*DATA PROVIDED:*
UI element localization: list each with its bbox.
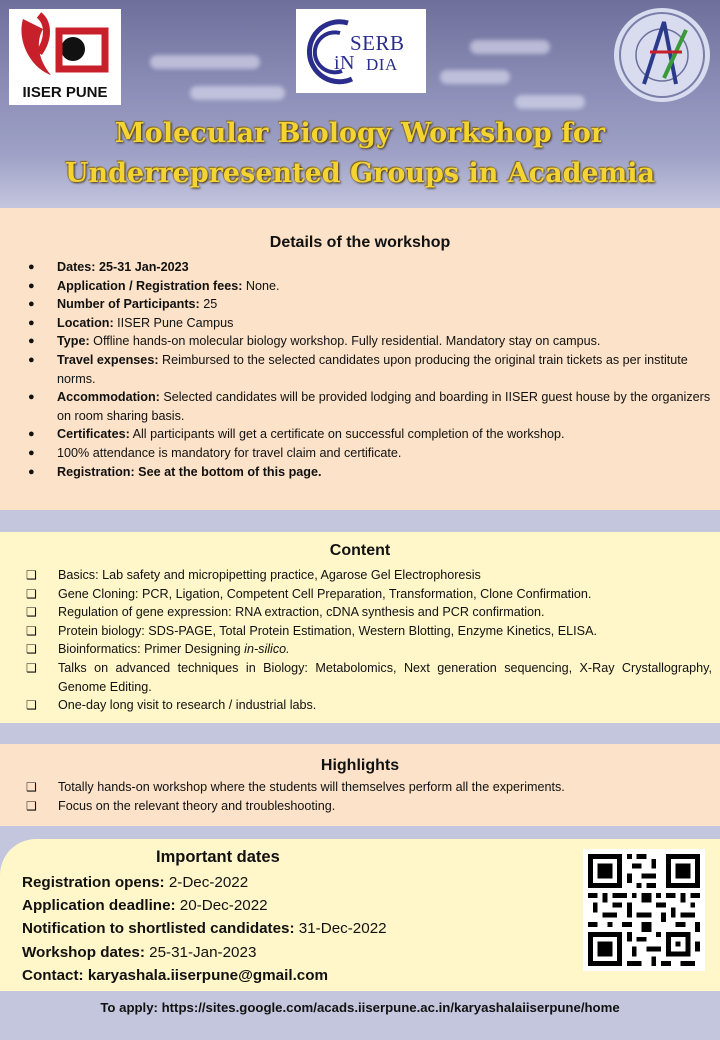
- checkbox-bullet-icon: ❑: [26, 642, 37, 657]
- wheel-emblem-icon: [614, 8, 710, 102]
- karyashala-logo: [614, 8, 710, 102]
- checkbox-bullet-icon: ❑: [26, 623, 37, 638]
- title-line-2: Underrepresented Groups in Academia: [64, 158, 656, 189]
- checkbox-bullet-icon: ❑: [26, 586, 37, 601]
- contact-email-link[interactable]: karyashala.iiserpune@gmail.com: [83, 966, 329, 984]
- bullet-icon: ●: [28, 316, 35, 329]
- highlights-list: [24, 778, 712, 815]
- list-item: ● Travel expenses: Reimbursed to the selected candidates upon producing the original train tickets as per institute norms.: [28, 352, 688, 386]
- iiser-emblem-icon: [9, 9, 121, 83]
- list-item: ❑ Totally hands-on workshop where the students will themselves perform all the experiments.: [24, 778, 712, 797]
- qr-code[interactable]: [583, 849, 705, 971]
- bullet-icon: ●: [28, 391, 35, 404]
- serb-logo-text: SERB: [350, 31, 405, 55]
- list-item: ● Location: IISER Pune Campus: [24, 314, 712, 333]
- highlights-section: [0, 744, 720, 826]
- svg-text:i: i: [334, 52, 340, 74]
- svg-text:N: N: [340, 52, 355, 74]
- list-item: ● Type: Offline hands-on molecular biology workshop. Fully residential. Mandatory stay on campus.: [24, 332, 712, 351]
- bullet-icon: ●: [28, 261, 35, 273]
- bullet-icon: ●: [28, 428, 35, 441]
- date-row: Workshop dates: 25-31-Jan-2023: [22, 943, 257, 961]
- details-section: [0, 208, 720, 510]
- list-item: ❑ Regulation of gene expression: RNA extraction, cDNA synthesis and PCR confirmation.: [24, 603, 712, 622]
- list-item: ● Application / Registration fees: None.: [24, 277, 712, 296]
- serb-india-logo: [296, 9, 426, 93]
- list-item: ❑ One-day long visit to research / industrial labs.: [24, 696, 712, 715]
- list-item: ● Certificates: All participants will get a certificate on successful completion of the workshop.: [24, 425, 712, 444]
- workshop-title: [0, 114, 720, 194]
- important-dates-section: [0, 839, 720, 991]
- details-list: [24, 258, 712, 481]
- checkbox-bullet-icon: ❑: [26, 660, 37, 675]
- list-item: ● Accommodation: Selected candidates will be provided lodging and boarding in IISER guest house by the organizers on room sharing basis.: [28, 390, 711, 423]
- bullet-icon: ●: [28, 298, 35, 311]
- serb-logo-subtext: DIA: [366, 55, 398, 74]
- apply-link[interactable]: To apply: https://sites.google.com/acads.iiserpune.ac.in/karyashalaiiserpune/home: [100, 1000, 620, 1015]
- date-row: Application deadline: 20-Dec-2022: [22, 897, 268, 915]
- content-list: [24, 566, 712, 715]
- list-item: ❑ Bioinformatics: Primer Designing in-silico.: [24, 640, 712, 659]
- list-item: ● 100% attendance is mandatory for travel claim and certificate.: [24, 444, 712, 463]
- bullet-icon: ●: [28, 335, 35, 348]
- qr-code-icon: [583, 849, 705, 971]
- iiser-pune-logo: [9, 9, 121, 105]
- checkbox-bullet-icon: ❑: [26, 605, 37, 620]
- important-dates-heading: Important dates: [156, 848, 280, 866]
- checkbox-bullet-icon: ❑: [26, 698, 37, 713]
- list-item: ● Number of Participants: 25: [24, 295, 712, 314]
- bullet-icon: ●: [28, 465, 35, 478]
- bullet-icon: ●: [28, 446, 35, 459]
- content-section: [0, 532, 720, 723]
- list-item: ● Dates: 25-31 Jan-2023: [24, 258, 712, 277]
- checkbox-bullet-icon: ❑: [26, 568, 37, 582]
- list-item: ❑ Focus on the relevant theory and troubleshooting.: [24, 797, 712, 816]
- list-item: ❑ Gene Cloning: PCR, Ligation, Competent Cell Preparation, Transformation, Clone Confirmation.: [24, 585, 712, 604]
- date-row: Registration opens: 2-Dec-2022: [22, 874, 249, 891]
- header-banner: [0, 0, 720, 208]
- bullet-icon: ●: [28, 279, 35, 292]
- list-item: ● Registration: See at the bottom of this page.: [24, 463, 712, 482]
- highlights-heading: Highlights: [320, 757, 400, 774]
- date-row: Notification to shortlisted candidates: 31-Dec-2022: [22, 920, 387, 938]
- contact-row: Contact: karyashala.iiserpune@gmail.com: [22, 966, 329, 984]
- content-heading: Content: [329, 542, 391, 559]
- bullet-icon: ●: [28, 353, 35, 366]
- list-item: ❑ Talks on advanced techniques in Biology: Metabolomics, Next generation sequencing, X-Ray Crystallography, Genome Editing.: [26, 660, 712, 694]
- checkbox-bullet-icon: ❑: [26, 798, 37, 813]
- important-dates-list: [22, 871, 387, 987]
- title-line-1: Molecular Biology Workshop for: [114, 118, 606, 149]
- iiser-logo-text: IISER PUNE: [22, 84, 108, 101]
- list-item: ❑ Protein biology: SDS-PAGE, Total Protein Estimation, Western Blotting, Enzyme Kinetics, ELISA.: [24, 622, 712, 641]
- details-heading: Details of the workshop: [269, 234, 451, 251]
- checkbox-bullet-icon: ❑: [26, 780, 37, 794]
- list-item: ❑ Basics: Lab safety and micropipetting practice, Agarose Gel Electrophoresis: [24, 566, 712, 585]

*TASK GOAL:* The material above should be printed again exactly, with each picture left out.

*ANSWER SPACE:*
UI element localization: list each with its bbox.
- checkbox-bullet-icon: ❑: [26, 642, 37, 657]
- wheel-emblem-icon: [614, 8, 710, 102]
- karyashala-logo: [614, 8, 710, 102]
- checkbox-bullet-icon: ❑: [26, 623, 37, 638]
- title-line-2: Underrepresented Groups in Academia: [64, 158, 656, 189]
- checkbox-bullet-icon: ❑: [26, 586, 37, 601]
- contact-email-link[interactable]: karyashala.iiserpune@gmail.com: [83, 966, 329, 984]
- bullet-icon: ●: [28, 316, 35, 329]
- highlights-list: [24, 778, 712, 815]
- list-item: ● Travel expenses: Reimbursed to the selected candidates upon producing the original train tickets as per institute norms.: [28, 352, 688, 386]
- iiser-emblem-icon: [9, 9, 121, 83]
- list-item: ❑ Totally hands-on workshop where the students will themselves perform all the experiments.: [24, 778, 712, 797]
- qr-code[interactable]: [583, 849, 705, 971]
- bullet-icon: ●: [28, 391, 35, 404]
- serb-logo-text: SERB: [350, 31, 405, 55]
- list-item: ● Location: IISER Pune Campus: [24, 314, 712, 333]
- highlights-section: [0, 744, 720, 826]
- svg-text:i: i: [334, 52, 340, 74]
- svg-text:N: N: [340, 52, 355, 74]
- list-item: ● Type: Offline hands-on molecular biology workshop. Fully residential. Mandatory stay on campus.: [24, 332, 712, 351]
- bullet-icon: ●: [28, 261, 35, 273]
- bullet-icon: ●: [28, 428, 35, 441]
- date-row: Workshop dates: 25-31-Jan-2023: [22, 943, 257, 961]
- details-section: [0, 208, 720, 510]
- list-item: ❑ Regulation of gene expression: RNA extraction, cDNA synthesis and PCR confirmation.: [24, 603, 712, 622]
- list-item: ● Application / Registration fees: None.: [24, 277, 712, 296]
- serb-india-logo: [296, 9, 426, 93]
- list-item: ❑ One-day long visit to research / industrial labs.: [24, 696, 712, 715]
- list-item: ● Certificates: All participants will get a certificate on successful completion of the workshop.: [24, 425, 712, 444]
- workshop-title: [0, 114, 720, 194]
- important-dates-section: [0, 839, 720, 991]
- details-list: [24, 258, 712, 481]
- checkbox-bullet-icon: ❑: [26, 660, 37, 675]
- list-item: ● Accommodation: Selected candidates will be provided lodging and boarding in IISER guest house by the organizers on room sharing basis.: [28, 390, 711, 423]
- bullet-icon: ●: [28, 298, 35, 311]
- serb-logo-subtext: DIA: [366, 55, 398, 74]
- apply-link[interactable]: To apply: https://sites.google.com/acads.iiserpune.ac.in/karyashalaiiserpune/home: [100, 1000, 620, 1015]
- date-row: Application deadline: 20-Dec-2022: [22, 897, 268, 915]
- content-list: [24, 566, 712, 715]
- list-item: ❑ Bioinformatics: Primer Designing in-silico.: [24, 640, 712, 659]
- list-item: ● 100% attendance is mandatory for travel claim and certificate.: [24, 444, 712, 463]
- bullet-icon: ●: [28, 335, 35, 348]
- qr-code-icon: [583, 849, 705, 971]
- iiser-pune-logo: [9, 9, 121, 105]
- checkbox-bullet-icon: ❑: [26, 605, 37, 620]
- important-dates-heading: Important dates: [156, 848, 280, 866]
- checkbox-bullet-icon: ❑: [26, 698, 37, 713]
- list-item: ● Number of Participants: 25: [24, 295, 712, 314]
- bullet-icon: ●: [28, 465, 35, 478]
- bullet-icon: ●: [28, 446, 35, 459]
- content-section: [0, 532, 720, 723]
- list-item: ● Dates: 25-31 Jan-2023: [24, 258, 712, 277]
- checkbox-bullet-icon: ❑: [26, 568, 37, 582]
- list-item: ❑ Focus on the relevant theory and troubleshooting.: [24, 797, 712, 816]
- list-item: ❑ Gene Cloning: PCR, Ligation, Competent Cell Preparation, Transformation, Clone Confirmation.: [24, 585, 712, 604]
- date-row: Registration opens: 2-Dec-2022: [22, 874, 249, 891]
- header-banner: [0, 0, 720, 208]
- bullet-icon: ●: [28, 279, 35, 292]
- list-item: ● Registration: See at the bottom of this page.: [24, 463, 712, 482]
- highlights-heading: Highlights: [320, 757, 400, 774]
- date-row: Notification to shortlisted candidates: 31-Dec-2022: [22, 920, 387, 938]
- contact-row: Contact: karyashala.iiserpune@gmail.com: [22, 966, 329, 984]
- content-heading: Content: [329, 542, 391, 559]
- bullet-icon: ●: [28, 353, 35, 366]
- list-item: ❑ Talks on advanced techniques in Biology: Metabolomics, Next generation sequencing, X-Ray Crystallography, Genome Editing.: [26, 660, 712, 694]
- checkbox-bullet-icon: ❑: [26, 798, 37, 813]
- important-dates-list: [22, 871, 387, 987]
- title-line-1: Molecular Biology Workshop for: [114, 118, 606, 149]
- iiser-logo-text: IISER PUNE: [22, 84, 108, 101]
- list-item: ❑ Protein biology: SDS-PAGE, Total Protein Estimation, Western Blotting, Enzyme Kinetics, ELISA.: [24, 622, 712, 641]
- details-heading: Details of the workshop: [269, 234, 451, 251]
- checkbox-bullet-icon: ❑: [26, 780, 37, 794]
- list-item: ❑ Basics: Lab safety and micropipetting practice, Agarose Gel Electrophoresis: [24, 566, 712, 585]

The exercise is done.